AUFGABE
Schreib bitte aus den Datensätzen unten die Zeilen ab, von der Zeile mit „step-node-icon <box>60 381 91 411</box>“ bis einschließlich der Zeile mit „tab[interactable]: Responses <box>674“, ohne etwas daran zu ändern.
______________________________
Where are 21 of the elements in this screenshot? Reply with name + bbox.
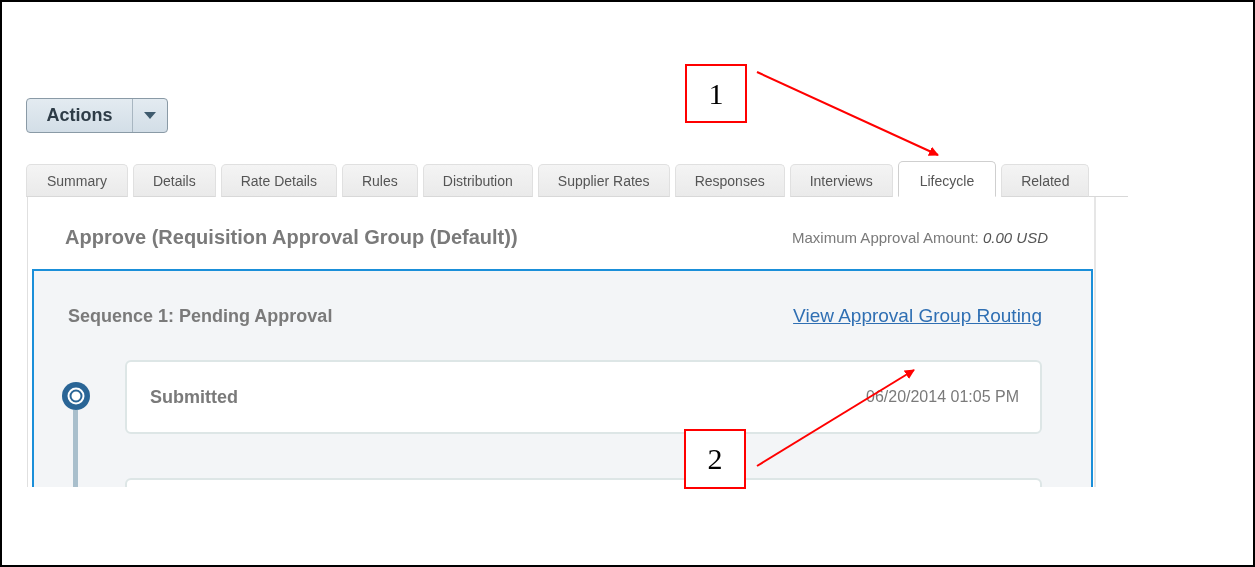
step-node-icon <box>60 381 91 411</box>
step-time: 06/20/2014 01:05 PM <box>866 388 1019 406</box>
callout-number: 2 <box>684 429 746 489</box>
tab[interactable]: Rate Details <box>220 164 337 197</box>
routing-link[interactable]: View Approval Group Routing <box>793 305 1042 327</box>
tab[interactable]: Summary <box>26 164 128 197</box>
tab[interactable]: Distribution <box>422 164 533 197</box>
tab[interactable]: Responses <box>674 164 785 197</box>
maximum-approval-amount: Maximum Approval Amount: 0.00 USD <box>792 229 1048 246</box>
callout-number: 1 <box>685 64 747 123</box>
approval-title: Approve (Requisition Approval Group (Default)) <box>65 226 518 249</box>
tab[interactable]: Rules <box>341 164 418 197</box>
step-label: Submitted <box>150 386 238 408</box>
tab[interactable]: Supplier Rates <box>537 164 670 197</box>
actions-button[interactable]: Actions <box>26 98 168 133</box>
sequence-title: Sequence 1: Pending Approval <box>68 305 333 327</box>
tab[interactable]: Details <box>132 164 216 197</box>
tab[interactable]: Related <box>1001 164 1090 197</box>
caret-icon <box>144 112 156 119</box>
tab[interactable]: Lifecycle <box>897 161 997 197</box>
tab[interactable]: Interviews <box>789 164 893 197</box>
______________________________
RICHTIGE ANTWORT
step-node-icon <box>60 381 91 411</box>
step-time: 06/20/2014 01:05 PM <box>866 388 1019 406</box>
callout-number: 2 <box>684 429 746 489</box>
tab[interactable]: Rate Details <box>220 164 337 197</box>
routing-link[interactable]: View Approval Group Routing <box>793 305 1042 327</box>
tab[interactable]: Summary <box>26 164 128 197</box>
tab[interactable]: Distribution <box>422 164 533 197</box>
tab[interactable]: Responses <box>674 164 785 197</box>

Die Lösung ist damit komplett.